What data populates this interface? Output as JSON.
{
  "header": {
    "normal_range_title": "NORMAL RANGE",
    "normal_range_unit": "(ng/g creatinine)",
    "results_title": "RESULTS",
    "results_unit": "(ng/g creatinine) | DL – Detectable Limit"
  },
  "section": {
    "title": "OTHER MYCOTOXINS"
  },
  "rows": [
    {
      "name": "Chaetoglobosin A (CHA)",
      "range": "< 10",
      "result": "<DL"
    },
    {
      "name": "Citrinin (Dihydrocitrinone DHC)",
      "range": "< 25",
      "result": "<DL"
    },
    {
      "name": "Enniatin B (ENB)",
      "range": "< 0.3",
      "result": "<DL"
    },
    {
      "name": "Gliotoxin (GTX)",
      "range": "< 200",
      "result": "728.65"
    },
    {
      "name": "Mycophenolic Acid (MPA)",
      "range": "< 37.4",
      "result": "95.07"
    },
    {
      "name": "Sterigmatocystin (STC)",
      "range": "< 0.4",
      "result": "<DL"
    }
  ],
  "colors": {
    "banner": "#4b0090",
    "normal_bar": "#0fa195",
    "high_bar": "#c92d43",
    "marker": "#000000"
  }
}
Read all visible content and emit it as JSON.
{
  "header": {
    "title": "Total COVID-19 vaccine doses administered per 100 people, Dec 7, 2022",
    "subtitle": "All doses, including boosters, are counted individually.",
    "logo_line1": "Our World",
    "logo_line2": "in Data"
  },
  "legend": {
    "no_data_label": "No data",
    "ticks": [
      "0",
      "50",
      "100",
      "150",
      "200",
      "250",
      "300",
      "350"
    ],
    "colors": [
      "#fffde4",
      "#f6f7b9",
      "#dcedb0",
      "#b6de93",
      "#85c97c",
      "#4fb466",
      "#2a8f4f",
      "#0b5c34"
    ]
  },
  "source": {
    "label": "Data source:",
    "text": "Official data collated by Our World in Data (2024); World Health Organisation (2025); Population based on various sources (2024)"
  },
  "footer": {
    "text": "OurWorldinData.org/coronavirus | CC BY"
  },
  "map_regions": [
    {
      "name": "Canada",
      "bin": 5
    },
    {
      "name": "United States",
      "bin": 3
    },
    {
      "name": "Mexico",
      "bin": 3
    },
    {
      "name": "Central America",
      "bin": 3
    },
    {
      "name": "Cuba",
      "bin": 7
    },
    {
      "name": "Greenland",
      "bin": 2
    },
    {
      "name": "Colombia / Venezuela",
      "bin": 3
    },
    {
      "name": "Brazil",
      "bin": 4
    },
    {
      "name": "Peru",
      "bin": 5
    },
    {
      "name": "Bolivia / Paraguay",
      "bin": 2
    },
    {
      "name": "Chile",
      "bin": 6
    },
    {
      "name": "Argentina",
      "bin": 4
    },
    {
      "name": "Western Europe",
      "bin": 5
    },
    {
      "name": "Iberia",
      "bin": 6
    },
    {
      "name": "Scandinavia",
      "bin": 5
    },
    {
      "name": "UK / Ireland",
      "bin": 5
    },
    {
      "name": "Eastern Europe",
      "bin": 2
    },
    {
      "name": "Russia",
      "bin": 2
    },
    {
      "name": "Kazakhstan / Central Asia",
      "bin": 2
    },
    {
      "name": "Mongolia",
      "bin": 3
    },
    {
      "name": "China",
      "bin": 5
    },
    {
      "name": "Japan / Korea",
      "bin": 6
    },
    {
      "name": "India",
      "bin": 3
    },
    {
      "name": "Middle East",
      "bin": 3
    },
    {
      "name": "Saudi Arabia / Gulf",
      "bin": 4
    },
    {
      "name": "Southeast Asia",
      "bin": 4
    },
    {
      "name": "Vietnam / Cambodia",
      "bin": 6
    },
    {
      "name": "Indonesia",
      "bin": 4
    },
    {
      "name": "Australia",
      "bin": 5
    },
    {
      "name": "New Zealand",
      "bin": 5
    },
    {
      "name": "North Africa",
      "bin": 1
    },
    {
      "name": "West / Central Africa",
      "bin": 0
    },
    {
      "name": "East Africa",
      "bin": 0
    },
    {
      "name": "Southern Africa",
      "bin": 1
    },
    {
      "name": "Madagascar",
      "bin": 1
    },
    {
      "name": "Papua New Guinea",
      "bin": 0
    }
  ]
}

====================

Work task:
Report the lines above that have the word "Africa" in them.

Solution for this exercise:
      "name": "North Africa",
      "name": "West / Central Africa",
      "name": "East Africa",
      "name": "Southern Africa",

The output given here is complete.